=== WHAT THE TASK ASKS ===
Write down each entry again, exactly as it reads.

=== GIVEN INFORMATION ===
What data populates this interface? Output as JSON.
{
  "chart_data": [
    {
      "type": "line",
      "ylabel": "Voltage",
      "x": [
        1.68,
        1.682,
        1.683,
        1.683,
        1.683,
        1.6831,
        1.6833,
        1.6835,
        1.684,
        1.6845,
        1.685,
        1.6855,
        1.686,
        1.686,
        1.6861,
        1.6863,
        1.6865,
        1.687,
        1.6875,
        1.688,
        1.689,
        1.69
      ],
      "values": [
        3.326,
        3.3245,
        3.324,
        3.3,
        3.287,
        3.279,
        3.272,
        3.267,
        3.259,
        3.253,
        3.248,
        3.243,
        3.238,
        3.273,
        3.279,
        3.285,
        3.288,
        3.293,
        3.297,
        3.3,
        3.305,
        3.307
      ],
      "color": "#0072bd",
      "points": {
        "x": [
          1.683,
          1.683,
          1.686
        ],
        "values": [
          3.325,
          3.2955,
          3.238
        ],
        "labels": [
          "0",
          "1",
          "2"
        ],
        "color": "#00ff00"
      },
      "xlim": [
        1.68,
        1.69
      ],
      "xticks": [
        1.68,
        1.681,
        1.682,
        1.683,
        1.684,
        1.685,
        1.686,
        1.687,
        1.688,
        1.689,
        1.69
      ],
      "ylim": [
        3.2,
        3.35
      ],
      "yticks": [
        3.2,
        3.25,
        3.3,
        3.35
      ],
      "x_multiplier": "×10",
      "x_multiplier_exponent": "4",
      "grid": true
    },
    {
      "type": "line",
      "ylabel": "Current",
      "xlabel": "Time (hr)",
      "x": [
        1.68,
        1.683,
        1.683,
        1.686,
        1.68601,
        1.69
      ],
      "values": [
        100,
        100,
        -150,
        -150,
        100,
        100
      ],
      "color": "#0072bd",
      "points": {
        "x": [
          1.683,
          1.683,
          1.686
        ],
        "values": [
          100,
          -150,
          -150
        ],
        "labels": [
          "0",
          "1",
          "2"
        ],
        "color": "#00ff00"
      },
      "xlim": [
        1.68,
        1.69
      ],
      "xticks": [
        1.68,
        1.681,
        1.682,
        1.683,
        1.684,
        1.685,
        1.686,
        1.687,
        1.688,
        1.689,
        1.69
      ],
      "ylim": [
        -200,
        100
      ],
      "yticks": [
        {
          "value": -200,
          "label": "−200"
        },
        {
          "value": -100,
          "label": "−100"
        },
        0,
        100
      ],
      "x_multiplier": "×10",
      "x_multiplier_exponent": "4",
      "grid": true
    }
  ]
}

=== FINAL RESULT ===
What data populates this interface? Output as JSON.
{
  "chart_data": [
    {
      "type": "line",
      "ylabel": "Voltage",
      "x": [
        1.68,
        1.682,
        1.683,
        1.683,
        1.683,
        1.6831,
        1.6833,
        1.6835,
        1.684,
        1.6845,
        1.685,
        1.6855,
        1.686,
        1.686,
        1.6861,
        1.6863,
        1.6865,
        1.687,
        1.6875,
        1.688,
        1.689,
        1.69
      ],
      "values": [
        3.326,
        3.3245,
        3.324,
        3.3,
        3.287,
        3.279,
        3.272,
        3.267,
        3.259,
        3.253,
        3.248,
        3.243,
        3.238,
        3.273,
        3.279,
        3.285,
        3.288,
        3.293,
        3.297,
        3.3,
        3.305,
        3.307
      ],
      "color": "#0072bd",
      "points": {
        "x": [
          1.683,
          1.683,
          1.686
        ],
        "values": [
          3.325,
          3.2955,
          3.238
        ],
        "labels": [
          "0",
          "1",
          "2"
        ],
        "color": "#00ff00"
      },
      "xlim": [
        1.68,
        1.69
      ],
      "xticks": [
        1.68,
        1.681,
        1.682,
        1.683,
        1.684,
        1.685,
        1.686,
        1.687,
        1.688,
        1.689,
        1.69
      ],
      "ylim": [
        3.2,
        3.35
      ],
      "yticks": [
        3.2,
        3.25,
        3.3,
        3.35
      ],
      "x_multiplier": "×10",
      "x_multiplier_exponent": "4",
      "grid": true
    },
    {
      "type": "line",
      "ylabel": "Current",
      "xlabel": "Time (hr)",
      "x": [
        1.68,
        1.683,
        1.683,
        1.686,
        1.68601,
        1.69
      ],
      "values": [
        100,
        100,
        -150,
        -150,
        100,
        100
      ],
      "color": "#0072bd",
      "points": {
        "x": [
          1.683,
          1.683,
          1.686
        ],
        "values": [
          100,
          -150,
          -150
        ],
        "labels": [
          "0",
          "1",
          "2"
        ],
        "color": "#00ff00"
      },
      "xlim": [
        1.68,
        1.69
      ],
      "xticks": [
        1.68,
        1.681,
        1.682,
        1.683,
        1.684,
        1.685,
        1.686,
        1.687,
        1.688,
        1.689,
        1.69
      ],
      "ylim": [
        -200,
        100
      ],
      "yticks": [
        {
          "value": -200,
          "label": "−200"
        },
        {
          "value": -100,
          "label": "−100"
        },
        0,
        100
      ],
      "x_multiplier": "×10",
      "x_multiplier_exponent": "4",
      "grid": true
    }
  ]
}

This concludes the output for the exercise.